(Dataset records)
=-=-=

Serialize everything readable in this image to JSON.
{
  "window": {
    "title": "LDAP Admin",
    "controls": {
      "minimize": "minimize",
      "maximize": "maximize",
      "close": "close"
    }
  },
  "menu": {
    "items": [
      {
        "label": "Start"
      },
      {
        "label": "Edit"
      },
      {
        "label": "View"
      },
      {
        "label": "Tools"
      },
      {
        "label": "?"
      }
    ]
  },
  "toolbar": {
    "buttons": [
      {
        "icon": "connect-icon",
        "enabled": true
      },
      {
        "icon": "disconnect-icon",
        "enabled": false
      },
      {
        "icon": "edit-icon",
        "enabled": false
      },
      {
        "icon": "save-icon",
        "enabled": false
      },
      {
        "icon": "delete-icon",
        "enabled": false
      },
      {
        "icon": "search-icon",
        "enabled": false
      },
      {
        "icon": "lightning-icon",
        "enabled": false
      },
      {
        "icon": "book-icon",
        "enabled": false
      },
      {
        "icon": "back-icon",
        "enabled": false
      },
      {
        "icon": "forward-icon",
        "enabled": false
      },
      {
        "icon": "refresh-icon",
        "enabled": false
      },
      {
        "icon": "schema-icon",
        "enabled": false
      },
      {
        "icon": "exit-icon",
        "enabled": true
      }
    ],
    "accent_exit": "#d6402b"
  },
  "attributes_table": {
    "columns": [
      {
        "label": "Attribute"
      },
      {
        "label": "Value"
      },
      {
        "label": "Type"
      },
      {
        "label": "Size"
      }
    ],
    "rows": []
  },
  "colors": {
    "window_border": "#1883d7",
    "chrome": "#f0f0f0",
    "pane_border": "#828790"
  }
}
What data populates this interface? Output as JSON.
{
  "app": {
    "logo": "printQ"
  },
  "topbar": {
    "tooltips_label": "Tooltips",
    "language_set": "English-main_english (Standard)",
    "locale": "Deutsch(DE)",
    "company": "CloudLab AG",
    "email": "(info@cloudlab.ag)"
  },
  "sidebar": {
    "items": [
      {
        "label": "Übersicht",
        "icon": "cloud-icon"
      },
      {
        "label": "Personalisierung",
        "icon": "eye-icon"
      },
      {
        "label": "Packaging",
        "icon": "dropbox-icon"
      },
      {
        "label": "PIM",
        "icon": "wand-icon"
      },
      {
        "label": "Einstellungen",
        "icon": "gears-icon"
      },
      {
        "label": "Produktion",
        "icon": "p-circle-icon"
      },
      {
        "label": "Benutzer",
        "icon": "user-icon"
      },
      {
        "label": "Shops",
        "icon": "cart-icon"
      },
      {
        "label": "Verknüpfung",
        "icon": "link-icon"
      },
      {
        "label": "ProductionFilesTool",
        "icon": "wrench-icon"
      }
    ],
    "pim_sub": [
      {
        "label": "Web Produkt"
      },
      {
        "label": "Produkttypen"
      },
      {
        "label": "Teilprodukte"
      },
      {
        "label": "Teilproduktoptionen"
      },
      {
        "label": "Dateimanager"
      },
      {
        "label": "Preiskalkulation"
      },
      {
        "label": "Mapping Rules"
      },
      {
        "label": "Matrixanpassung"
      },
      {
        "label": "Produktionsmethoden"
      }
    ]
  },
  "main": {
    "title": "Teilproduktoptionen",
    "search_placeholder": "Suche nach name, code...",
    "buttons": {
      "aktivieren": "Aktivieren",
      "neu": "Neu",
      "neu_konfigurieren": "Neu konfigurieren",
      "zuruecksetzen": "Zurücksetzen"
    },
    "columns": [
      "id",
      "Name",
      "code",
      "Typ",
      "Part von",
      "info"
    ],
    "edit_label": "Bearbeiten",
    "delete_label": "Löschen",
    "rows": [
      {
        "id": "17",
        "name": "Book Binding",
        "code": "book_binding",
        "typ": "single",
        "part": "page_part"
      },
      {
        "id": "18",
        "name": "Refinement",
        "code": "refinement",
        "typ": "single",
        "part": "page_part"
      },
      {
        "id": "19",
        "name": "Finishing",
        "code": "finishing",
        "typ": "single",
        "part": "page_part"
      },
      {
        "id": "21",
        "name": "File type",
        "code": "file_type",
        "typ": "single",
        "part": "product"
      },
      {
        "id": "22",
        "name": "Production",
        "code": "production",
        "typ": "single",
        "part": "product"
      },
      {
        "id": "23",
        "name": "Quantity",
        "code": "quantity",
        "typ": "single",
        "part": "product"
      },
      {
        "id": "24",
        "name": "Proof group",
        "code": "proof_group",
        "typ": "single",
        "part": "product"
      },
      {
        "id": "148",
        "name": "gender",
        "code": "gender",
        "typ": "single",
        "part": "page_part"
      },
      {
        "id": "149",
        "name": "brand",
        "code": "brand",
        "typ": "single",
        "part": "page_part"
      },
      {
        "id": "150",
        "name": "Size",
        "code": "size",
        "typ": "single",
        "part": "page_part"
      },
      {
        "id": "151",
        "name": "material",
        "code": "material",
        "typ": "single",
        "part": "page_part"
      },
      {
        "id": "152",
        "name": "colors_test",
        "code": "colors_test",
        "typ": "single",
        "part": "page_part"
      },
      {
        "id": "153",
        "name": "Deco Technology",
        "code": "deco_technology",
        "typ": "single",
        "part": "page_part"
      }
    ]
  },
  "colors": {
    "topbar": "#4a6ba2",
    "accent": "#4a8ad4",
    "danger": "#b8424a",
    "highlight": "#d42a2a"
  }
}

=-=-=

→ EXERCISE OBJECTIVE:
Review the preceding data and report every line that includes the string "title".

→ EXERCISE ANSWER:
    "title": "LDAP Admin",
    "title": "Teilproduktoptionen",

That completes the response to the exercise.